### Requirement
Please rewrite the items, everything from the start down to the line containing "189, 252, 195]", changing "x-tick-label" to "x-axis-label" and leaving all else unchanged.

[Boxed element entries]
──────

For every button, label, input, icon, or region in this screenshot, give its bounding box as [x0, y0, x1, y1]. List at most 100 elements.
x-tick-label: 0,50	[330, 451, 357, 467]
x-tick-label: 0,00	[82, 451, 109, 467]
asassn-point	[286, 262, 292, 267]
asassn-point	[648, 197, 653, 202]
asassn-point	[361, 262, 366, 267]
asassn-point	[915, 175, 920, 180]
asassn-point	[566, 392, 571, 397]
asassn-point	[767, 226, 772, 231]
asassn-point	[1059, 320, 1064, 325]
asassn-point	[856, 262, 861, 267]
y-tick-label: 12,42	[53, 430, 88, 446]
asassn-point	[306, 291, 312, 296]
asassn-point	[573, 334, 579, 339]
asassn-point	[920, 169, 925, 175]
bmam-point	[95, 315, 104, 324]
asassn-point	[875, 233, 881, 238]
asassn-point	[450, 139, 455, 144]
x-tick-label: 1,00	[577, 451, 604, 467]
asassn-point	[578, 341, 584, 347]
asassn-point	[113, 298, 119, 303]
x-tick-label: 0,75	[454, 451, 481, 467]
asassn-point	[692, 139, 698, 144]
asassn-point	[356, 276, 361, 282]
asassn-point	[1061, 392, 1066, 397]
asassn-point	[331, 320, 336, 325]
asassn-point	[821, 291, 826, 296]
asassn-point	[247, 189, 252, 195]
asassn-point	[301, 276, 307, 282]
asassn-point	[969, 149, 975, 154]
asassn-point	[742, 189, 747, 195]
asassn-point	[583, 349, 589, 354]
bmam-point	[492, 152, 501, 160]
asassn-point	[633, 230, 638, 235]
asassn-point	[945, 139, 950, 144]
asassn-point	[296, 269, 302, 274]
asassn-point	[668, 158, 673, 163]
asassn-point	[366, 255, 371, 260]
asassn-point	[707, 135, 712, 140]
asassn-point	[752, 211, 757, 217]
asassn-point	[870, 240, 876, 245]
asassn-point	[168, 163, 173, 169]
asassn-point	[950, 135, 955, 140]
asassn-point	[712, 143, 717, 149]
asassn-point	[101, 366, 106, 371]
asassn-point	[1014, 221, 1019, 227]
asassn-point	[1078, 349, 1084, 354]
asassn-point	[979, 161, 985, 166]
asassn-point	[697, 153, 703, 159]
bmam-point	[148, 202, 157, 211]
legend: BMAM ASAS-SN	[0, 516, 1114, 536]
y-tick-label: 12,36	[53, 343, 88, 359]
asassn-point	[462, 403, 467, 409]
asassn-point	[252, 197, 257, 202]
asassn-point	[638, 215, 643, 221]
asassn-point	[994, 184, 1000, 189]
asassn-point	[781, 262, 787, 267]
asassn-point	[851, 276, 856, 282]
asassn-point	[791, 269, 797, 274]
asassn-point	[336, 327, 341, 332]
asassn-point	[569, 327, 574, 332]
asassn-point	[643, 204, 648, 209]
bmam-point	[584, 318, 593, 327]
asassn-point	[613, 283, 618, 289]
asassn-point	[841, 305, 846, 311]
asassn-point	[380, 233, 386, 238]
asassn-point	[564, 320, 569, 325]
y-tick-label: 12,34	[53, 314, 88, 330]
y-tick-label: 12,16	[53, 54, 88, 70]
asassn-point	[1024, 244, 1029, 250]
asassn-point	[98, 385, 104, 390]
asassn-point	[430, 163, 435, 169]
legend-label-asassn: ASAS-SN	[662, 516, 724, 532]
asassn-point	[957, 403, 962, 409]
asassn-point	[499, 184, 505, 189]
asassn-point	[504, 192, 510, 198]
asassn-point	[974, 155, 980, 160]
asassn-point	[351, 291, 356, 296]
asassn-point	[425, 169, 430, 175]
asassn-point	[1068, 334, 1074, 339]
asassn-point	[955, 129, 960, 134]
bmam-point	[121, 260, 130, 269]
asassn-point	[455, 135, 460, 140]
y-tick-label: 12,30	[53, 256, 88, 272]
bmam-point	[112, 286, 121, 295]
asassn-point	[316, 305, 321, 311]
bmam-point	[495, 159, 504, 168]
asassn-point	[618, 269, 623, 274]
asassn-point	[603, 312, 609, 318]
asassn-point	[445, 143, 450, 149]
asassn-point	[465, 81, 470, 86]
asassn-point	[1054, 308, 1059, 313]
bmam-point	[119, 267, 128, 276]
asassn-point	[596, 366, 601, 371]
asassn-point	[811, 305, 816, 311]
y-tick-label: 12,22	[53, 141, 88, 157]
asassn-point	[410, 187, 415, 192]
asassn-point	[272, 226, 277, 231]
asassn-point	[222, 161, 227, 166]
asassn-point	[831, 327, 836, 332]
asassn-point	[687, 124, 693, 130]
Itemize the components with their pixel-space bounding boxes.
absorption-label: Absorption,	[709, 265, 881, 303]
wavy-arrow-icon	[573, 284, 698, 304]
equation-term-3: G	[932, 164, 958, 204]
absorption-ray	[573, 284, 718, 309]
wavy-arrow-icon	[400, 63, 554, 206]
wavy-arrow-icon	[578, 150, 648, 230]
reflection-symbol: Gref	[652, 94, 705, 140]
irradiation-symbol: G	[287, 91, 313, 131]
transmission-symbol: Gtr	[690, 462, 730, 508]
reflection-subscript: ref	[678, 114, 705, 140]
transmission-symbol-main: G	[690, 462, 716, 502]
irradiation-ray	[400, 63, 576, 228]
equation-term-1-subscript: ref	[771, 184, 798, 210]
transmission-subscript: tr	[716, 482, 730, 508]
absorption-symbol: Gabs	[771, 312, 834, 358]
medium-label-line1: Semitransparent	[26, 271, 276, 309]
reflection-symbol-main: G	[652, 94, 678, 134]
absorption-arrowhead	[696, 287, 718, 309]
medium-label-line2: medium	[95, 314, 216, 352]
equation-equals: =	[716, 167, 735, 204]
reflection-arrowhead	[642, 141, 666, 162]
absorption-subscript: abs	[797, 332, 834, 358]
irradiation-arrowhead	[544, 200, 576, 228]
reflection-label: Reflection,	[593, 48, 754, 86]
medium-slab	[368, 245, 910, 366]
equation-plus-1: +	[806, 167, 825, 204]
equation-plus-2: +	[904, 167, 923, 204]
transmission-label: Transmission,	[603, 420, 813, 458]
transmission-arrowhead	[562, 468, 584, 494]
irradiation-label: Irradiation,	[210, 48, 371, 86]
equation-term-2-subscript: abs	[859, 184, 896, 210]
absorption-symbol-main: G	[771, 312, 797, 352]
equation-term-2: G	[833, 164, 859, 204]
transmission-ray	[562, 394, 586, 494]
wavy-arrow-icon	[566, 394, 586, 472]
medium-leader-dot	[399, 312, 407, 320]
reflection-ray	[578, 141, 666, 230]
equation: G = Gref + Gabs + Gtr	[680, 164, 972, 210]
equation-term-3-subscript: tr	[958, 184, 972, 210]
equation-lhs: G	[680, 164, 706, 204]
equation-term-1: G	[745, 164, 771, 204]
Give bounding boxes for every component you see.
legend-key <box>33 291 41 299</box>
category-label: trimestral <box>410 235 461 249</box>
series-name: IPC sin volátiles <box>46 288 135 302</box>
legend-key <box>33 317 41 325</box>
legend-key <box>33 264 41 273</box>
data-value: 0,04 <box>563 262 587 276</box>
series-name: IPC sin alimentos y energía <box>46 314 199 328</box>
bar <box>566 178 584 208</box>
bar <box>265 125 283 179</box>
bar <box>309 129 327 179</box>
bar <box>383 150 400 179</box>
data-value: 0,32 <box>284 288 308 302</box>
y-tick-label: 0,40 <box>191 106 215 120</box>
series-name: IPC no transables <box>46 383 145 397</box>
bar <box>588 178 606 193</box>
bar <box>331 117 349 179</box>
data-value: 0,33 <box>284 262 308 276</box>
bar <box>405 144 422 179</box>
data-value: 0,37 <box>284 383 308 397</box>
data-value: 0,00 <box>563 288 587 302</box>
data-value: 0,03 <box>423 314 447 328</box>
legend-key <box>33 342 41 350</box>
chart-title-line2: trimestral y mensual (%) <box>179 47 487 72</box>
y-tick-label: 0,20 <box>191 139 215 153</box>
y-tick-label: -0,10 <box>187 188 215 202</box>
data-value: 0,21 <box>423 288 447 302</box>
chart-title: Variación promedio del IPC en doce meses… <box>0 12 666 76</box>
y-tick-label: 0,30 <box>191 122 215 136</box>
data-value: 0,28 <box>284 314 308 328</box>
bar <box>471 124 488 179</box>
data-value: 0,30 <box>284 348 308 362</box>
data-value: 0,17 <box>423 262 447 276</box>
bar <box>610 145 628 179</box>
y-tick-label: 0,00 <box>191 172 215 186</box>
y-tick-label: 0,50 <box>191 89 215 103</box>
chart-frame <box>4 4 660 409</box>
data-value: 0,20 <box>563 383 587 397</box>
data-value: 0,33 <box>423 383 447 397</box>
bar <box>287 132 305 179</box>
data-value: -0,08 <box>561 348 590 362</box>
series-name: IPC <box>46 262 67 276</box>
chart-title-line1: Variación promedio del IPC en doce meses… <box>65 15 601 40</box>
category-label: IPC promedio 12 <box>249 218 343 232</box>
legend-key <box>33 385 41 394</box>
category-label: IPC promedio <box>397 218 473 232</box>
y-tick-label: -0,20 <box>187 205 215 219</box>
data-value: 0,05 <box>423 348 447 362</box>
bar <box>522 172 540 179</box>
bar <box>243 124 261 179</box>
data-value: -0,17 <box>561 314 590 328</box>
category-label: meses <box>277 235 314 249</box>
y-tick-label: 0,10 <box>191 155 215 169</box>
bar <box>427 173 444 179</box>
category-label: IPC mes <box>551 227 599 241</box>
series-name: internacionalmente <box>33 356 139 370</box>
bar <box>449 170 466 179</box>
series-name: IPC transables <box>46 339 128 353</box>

──────

### Task result
For every button, label, input, icon, or region in this screenshot, give its bounding box as [x0, y0, x1, y1]. List at most 100 elements.
x-axis-label: 0,50	[330, 451, 357, 467]
x-axis-label: 0,00	[82, 451, 109, 467]
asassn-point	[286, 262, 292, 267]
asassn-point	[648, 197, 653, 202]
asassn-point	[361, 262, 366, 267]
asassn-point	[915, 175, 920, 180]
asassn-point	[566, 392, 571, 397]
asassn-point	[767, 226, 772, 231]
asassn-point	[1059, 320, 1064, 325]
asassn-point	[856, 262, 861, 267]
y-tick-label: 12,42	[53, 430, 88, 446]
asassn-point	[306, 291, 312, 296]
asassn-point	[573, 334, 579, 339]
asassn-point	[920, 169, 925, 175]
bmam-point	[95, 315, 104, 324]
asassn-point	[875, 233, 881, 238]
asassn-point	[450, 139, 455, 144]
x-axis-label: 1,00	[577, 451, 604, 467]
asassn-point	[578, 341, 584, 347]
asassn-point	[113, 298, 119, 303]
x-axis-label: 0,75	[454, 451, 481, 467]
asassn-point	[692, 139, 698, 144]
asassn-point	[356, 276, 361, 282]
asassn-point	[1061, 392, 1066, 397]
asassn-point	[331, 320, 336, 325]
asassn-point	[821, 291, 826, 296]
asassn-point	[247, 189, 252, 195]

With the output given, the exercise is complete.